Requirements:
Print the entries in full, word for word, but not the pictures.

Figure contents as structured data:
▽

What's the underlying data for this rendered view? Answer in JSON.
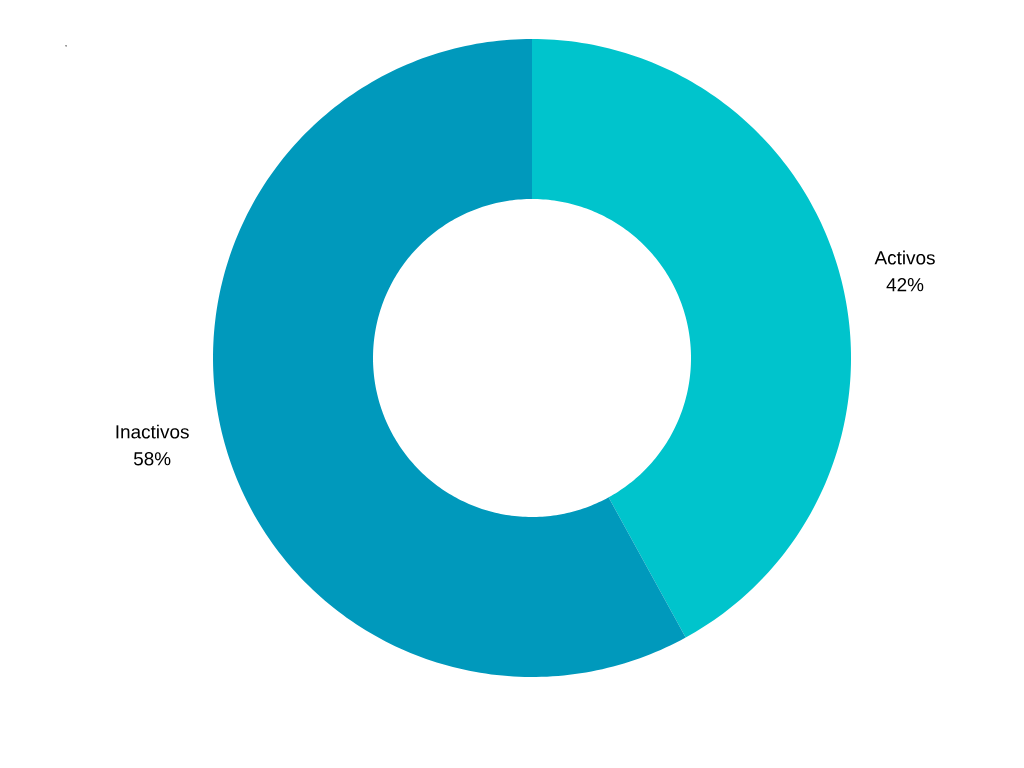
{
  "chart_data": {
    "type": "donut",
    "categories": [
      "Inactivos",
      "Activos"
    ],
    "values": [
      58,
      42
    ],
    "colors": [
      "#0099bc",
      "#00c4cc"
    ],
    "value_labels": [
      "58%",
      "42%"
    ],
    "annotations": [
      ","
    ]
  }
}
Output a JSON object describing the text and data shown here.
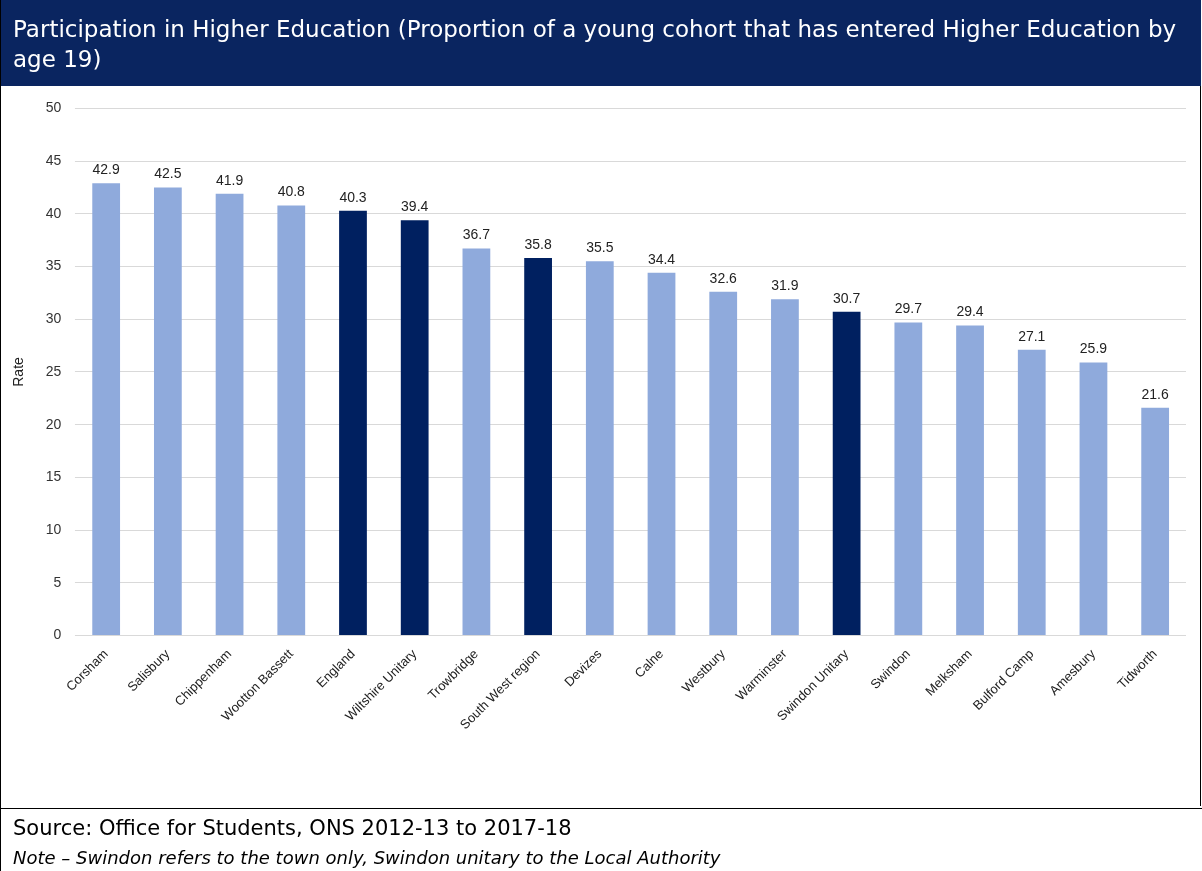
{
  "chart_data": {
    "type": "bar",
    "title": "Participation in Higher Education (Proportion of a young cohort that has entered Higher Education by age 19)",
    "ylabel": "Rate",
    "categories": [
      "Corsham",
      "Salisbury",
      "Chippenham",
      "Wootton Bassett",
      "England",
      "Wiltshire Unitary",
      "Trowbridge",
      "South West region",
      "Devizes",
      "Calne",
      "Westbury",
      "Warminster",
      "Swindon Unitary",
      "Swindon",
      "Melksham",
      "Bulford Camp",
      "Amesbury",
      "Tidworth"
    ],
    "values": [
      42.9,
      42.5,
      41.9,
      40.8,
      40.3,
      39.4,
      36.7,
      35.8,
      35.5,
      34.4,
      32.6,
      31.9,
      30.7,
      29.7,
      29.4,
      27.1,
      25.9,
      21.6
    ],
    "colors": [
      "#8faadc",
      "#8faadc",
      "#8faadc",
      "#8faadc",
      "#002060",
      "#002060",
      "#8faadc",
      "#002060",
      "#8faadc",
      "#8faadc",
      "#8faadc",
      "#8faadc",
      "#002060",
      "#8faadc",
      "#8faadc",
      "#8faadc",
      "#8faadc",
      "#8faadc"
    ],
    "ylim": [
      0,
      50
    ],
    "yticks": [
      0,
      5,
      10,
      15,
      20,
      25,
      30,
      35,
      40,
      45,
      50
    ],
    "grid": "y",
    "data_labels": true,
    "annotations": [
      "Source: Office for Students, ONS 2012-13 to 2017-18",
      "Note – Swindon refers to the town only, Swindon unitary to the Local Authority"
    ]
  }
}
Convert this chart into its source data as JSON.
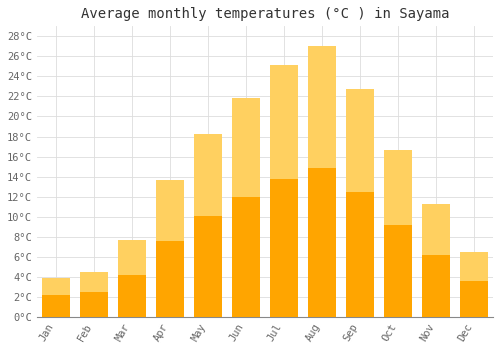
{
  "title": "Average monthly temperatures (°C ) in Sayama",
  "months": [
    "Jan",
    "Feb",
    "Mar",
    "Apr",
    "May",
    "Jun",
    "Jul",
    "Aug",
    "Sep",
    "Oct",
    "Nov",
    "Dec"
  ],
  "temperatures": [
    3.9,
    4.5,
    7.7,
    13.7,
    18.3,
    21.8,
    25.1,
    27.0,
    22.7,
    16.7,
    11.3,
    6.5
  ],
  "bar_color_bottom": "#FFA500",
  "bar_color_top": "#FFD060",
  "ylim": [
    0,
    29
  ],
  "yticks": [
    0,
    2,
    4,
    6,
    8,
    10,
    12,
    14,
    16,
    18,
    20,
    22,
    24,
    26,
    28
  ],
  "grid_color": "#dddddd",
  "background_color": "#ffffff",
  "plot_bg_color": "#ffffff",
  "title_fontsize": 10,
  "tick_fontsize": 7.5,
  "font_family": "monospace",
  "bar_width": 0.75
}
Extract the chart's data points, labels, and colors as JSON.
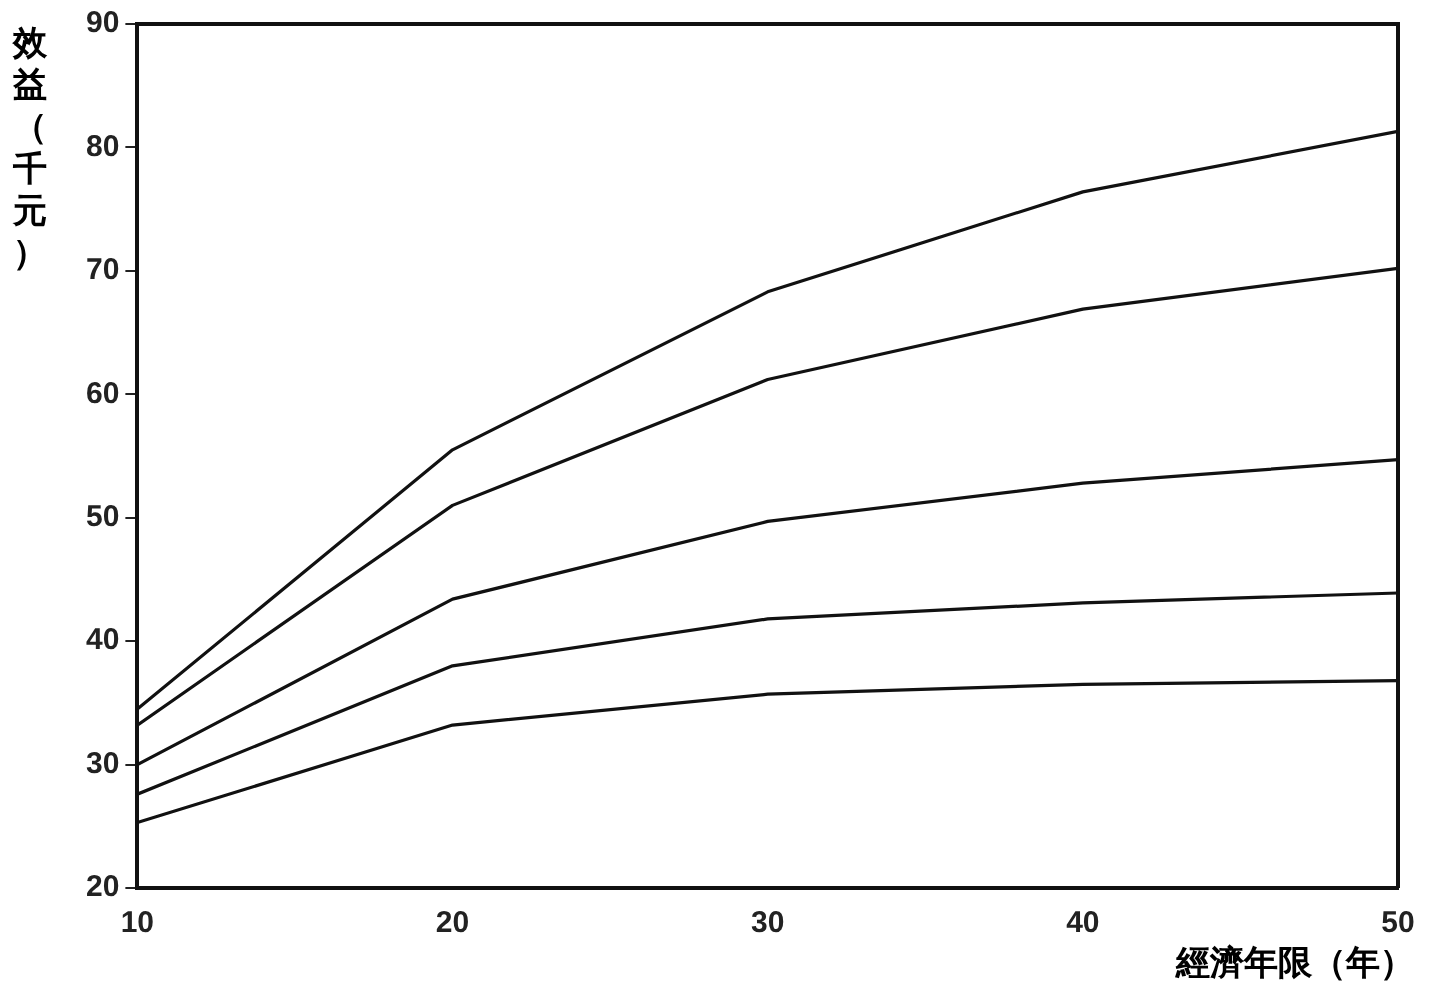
{
  "chart_data": {
    "type": "line",
    "xlabel": "經濟年限（年）",
    "ylabel": "效益（千元）",
    "x": [
      10,
      20,
      30,
      40,
      50
    ],
    "series": [
      {
        "color": "#111111",
        "values": [
          34.5,
          55.5,
          68.3,
          76.4,
          81.3
        ]
      },
      {
        "color": "#111111",
        "values": [
          33.2,
          51,
          61.2,
          66.9,
          70.2
        ]
      },
      {
        "color": "#111111",
        "values": [
          30,
          43.4,
          49.7,
          52.8,
          54.7
        ]
      },
      {
        "color": "#111111",
        "values": [
          27.6,
          38,
          41.8,
          43.1,
          43.9
        ]
      },
      {
        "color": "#111111",
        "values": [
          25.3,
          33.2,
          35.7,
          36.5,
          36.8
        ]
      }
    ],
    "xlim": [
      10,
      50
    ],
    "xticks": [
      10,
      20,
      30,
      40,
      50
    ],
    "ylim": [
      20,
      90
    ],
    "yticks": [
      20,
      30,
      40,
      50,
      60,
      70,
      80,
      90
    ],
    "grid": false,
    "legend": false,
    "marker": "none",
    "line_style": "solid"
  }
}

△

Task response:
What's the underlying data for this rendered view? Answer in JSON.
{
  "chart_data": {
    "type": "donut",
    "categories": [
      "Inactivos",
      "Activos"
    ],
    "values": [
      58,
      42
    ],
    "colors": [
      "#0099bc",
      "#00c4cc"
    ],
    "value_labels": [
      "58%",
      "42%"
    ],
    "annotations": [
      ","
    ]
  }
}
Output a JSON object describing the text and data shown here.
{
  "chart_data": {
    "type": "bar",
    "title": "Participation in Higher Education (Proportion of a young cohort that has entered Higher Education by age 19)",
    "ylabel": "Rate",
    "categories": [
      "Corsham",
      "Salisbury",
      "Chippenham",
      "Wootton Bassett",
      "England",
      "Wiltshire Unitary",
      "Trowbridge",
      "South West region",
      "Devizes",
      "Calne",
      "Westbury",
      "Warminster",
      "Swindon Unitary",
      "Swindon",
      "Melksham",
      "Bulford Camp",
      "Amesbury",
      "Tidworth"
    ],
    "values": [
      42.9,
      42.5,
      41.9,
      40.8,
      40.3,
      39.4,
      36.7,
      35.8,
      35.5,
      34.4,
      32.6,
      31.9,
      30.7,
      29.7,
      29.4,
      27.1,
      25.9,
      21.6
    ],
    "colors": [
      "#8faadc",
      "#8faadc",
      "#8faadc",
      "#8faadc",
      "#002060",
      "#002060",
      "#8faadc",
      "#002060",
      "#8faadc",
      "#8faadc",
      "#8faadc",
      "#8faadc",
      "#002060",
      "#8faadc",
      "#8faadc",
      "#8faadc",
      "#8faadc",
      "#8faadc"
    ],
    "ylim": [
      0,
      50
    ],
    "yticks": [
      0,
      5,
      10,
      15,
      20,
      25,
      30,
      35,
      40,
      45,
      50
    ],
    "grid": "y",
    "data_labels": true,
    "annotations": [
      "Source: Office for Students, ONS 2012-13 to 2017-18",
      "Note – Swindon refers to the town only, Swindon unitary to the Local Authority"
    ]
  }
}
Convert this chart into its source data as JSON.
{
  "title": "Average monthly temperatures (°C ) in Sayama",
  "months": [
    "Jan",
    "Feb",
    "Mar",
    "Apr",
    "May",
    "Jun",
    "Jul",
    "Aug",
    "Sep",
    "Oct",
    "Nov",
    "Dec"
  ],
  "temperatures": [
    3.9,
    4.5,
    7.7,
    13.7,
    18.3,
    21.8,
    25.1,
    27.0,
    22.7,
    16.7,
    11.3,
    6.5
  ],
  "bar_color_bottom": "#FFA500",
  "bar_color_top": "#FFD060",
  "ylim": [
    0,
    29
  ],
  "yticks": [
    0,
    2,
    4,
    6,
    8,
    10,
    12,
    14,
    16,
    18,
    20,
    22,
    24,
    26,
    28
  ],
  "grid_color": "#dddddd",
  "background_color": "#ffffff",
  "plot_bg_color": "#ffffff",
  "title_fontsize": 10,
  "tick_fontsize": 7.5,
  "font_family": "monospace",
  "bar_width": 0.75
}
Extract the chart's data points, labels, and colors as JSON.
{
  "chart_data": {
    "type": "line",
    "xlabel": "經濟年限（年）",
    "ylabel": "效益（千元）",
    "x": [
      10,
      20,
      30,
      40,
      50
    ],
    "series": [
      {
        "color": "#111111",
        "values": [
          34.5,
          55.5,
          68.3,
          76.4,
          81.3
        ]
      },
      {
        "color": "#111111",
        "values": [
          33.2,
          51,
          61.2,
          66.9,
          70.2
        ]
      },
      {
        "color": "#111111",
        "values": [
          30,
          43.4,
          49.7,
          52.8,
          54.7
        ]
      },
      {
        "color": "#111111",
        "values": [
          27.6,
          38,
          41.8,
          43.1,
          43.9
        ]
      },
      {
        "color": "#111111",
        "values": [
          25.3,
          33.2,
          35.7,
          36.5,
          36.8
        ]
      }
    ],
    "xlim": [
      10,
      50
    ],
    "xticks": [
      10,
      20,
      30,
      40,
      50
    ],
    "ylim": [
      20,
      90
    ],
    "yticks": [
      20,
      30,
      40,
      50,
      60,
      70,
      80,
      90
    ],
    "grid": false,
    "legend": false,
    "marker": "none",
    "line_style": "solid"
  }
}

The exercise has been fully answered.